Look through the listing for the word "this". Copy each line that has it.
══════════
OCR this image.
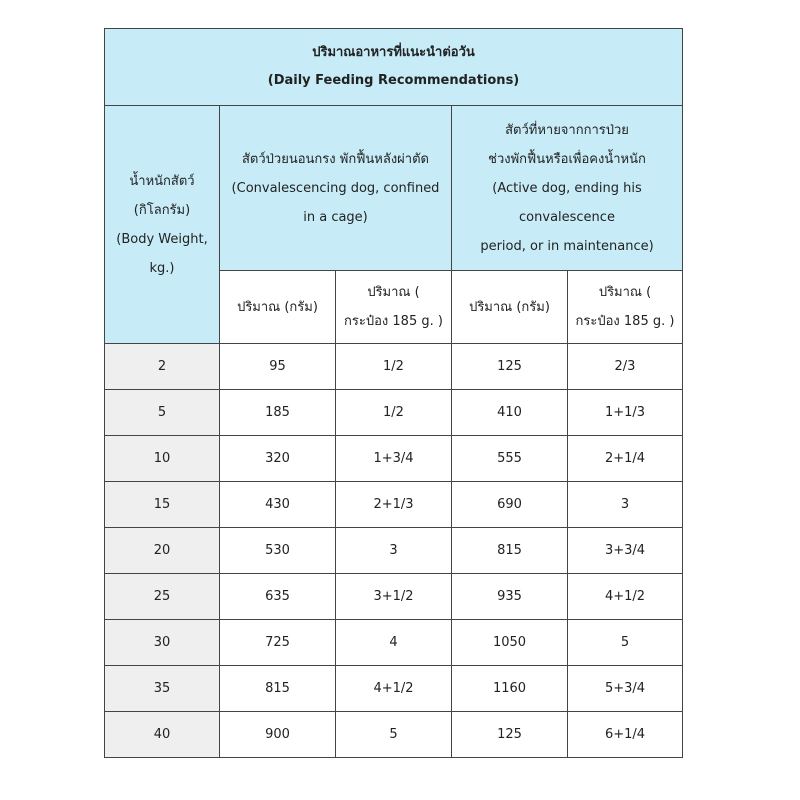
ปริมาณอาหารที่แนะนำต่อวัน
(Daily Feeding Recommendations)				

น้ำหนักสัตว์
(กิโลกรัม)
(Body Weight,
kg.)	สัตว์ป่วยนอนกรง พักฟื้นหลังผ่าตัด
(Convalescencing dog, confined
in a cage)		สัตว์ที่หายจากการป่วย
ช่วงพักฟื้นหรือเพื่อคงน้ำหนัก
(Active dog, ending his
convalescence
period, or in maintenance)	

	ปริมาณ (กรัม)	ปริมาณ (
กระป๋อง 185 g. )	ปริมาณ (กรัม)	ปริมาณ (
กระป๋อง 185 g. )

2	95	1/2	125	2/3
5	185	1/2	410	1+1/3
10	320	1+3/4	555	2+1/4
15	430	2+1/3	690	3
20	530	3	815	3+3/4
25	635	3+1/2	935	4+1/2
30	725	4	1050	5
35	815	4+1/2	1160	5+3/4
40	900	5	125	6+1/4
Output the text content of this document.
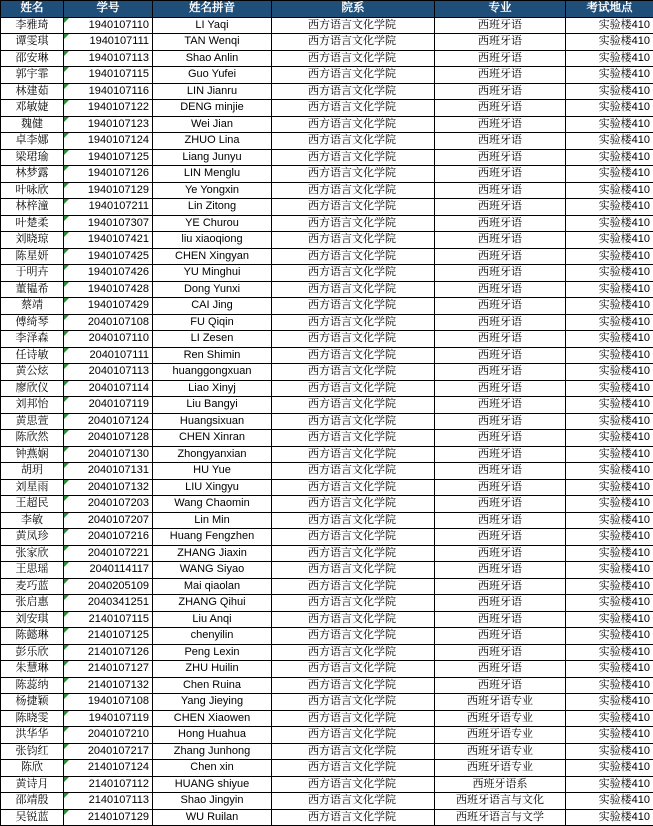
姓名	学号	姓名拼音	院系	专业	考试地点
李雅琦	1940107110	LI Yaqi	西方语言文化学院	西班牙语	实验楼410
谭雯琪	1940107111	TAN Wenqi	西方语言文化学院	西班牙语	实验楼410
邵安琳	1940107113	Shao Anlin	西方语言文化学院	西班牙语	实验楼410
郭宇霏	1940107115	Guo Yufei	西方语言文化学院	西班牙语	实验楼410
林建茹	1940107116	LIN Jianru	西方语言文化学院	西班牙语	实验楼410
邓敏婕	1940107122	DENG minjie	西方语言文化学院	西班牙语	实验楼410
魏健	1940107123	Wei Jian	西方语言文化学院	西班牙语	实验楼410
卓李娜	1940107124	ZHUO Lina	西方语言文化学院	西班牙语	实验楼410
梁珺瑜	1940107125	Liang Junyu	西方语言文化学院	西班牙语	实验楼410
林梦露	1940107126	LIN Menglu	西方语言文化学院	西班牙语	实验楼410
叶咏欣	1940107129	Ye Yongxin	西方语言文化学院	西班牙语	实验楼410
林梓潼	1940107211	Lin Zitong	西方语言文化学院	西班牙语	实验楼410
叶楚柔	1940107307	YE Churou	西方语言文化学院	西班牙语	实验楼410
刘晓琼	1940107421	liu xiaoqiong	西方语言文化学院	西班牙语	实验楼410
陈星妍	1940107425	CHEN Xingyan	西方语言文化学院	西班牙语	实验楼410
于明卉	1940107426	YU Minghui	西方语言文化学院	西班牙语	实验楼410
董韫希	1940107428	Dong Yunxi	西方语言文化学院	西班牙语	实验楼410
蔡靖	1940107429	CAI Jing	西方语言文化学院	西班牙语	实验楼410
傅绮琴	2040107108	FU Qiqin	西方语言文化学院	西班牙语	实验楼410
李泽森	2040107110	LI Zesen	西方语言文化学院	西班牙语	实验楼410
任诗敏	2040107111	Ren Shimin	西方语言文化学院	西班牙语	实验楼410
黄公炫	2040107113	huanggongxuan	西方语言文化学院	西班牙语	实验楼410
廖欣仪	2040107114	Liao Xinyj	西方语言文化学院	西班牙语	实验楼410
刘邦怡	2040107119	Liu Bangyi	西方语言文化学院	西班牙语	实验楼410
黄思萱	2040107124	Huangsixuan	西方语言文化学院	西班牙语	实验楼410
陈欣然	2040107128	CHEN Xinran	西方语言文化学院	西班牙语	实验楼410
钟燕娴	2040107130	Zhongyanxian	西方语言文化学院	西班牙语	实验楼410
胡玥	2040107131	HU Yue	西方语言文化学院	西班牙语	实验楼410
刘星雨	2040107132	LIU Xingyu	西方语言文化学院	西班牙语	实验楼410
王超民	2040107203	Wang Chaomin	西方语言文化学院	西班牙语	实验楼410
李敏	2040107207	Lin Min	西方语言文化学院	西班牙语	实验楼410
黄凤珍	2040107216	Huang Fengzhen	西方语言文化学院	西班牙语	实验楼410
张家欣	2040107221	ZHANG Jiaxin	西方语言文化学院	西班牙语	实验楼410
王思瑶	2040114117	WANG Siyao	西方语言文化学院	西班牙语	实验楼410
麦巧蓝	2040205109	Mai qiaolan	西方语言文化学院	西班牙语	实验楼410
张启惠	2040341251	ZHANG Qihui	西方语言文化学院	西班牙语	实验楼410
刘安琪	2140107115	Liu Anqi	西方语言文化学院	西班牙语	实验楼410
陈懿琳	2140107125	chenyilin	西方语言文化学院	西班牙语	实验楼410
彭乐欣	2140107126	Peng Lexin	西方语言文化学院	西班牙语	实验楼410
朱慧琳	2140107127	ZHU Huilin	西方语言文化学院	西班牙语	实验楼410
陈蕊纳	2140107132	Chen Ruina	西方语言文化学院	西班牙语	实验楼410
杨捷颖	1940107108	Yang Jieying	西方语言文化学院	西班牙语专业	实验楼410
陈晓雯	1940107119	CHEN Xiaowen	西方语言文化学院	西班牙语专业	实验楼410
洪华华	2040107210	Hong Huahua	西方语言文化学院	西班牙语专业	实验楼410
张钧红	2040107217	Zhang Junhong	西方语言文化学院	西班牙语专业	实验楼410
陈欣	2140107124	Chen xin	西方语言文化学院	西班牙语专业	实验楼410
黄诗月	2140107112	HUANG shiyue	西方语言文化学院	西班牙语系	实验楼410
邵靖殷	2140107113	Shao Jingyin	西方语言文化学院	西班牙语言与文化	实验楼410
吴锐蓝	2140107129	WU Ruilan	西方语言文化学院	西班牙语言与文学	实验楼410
══════════
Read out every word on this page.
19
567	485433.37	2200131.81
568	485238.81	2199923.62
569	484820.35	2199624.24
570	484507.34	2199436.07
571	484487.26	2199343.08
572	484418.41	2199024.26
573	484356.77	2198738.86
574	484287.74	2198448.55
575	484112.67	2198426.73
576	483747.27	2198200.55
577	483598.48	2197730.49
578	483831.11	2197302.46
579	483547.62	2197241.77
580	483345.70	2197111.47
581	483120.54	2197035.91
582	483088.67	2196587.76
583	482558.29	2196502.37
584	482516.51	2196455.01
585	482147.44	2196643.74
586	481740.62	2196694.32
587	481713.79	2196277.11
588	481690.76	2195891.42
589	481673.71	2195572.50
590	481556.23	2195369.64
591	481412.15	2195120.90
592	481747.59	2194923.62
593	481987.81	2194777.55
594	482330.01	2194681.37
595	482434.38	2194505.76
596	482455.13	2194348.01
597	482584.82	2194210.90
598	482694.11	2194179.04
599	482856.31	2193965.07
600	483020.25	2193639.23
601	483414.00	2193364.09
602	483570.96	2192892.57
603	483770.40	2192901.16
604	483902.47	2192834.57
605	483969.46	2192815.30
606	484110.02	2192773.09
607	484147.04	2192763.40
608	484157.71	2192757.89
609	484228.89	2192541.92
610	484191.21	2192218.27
══════════
EXERCISE SOLUTION →
OCR this image.
Output the text content of this document.
Read out every word on this page.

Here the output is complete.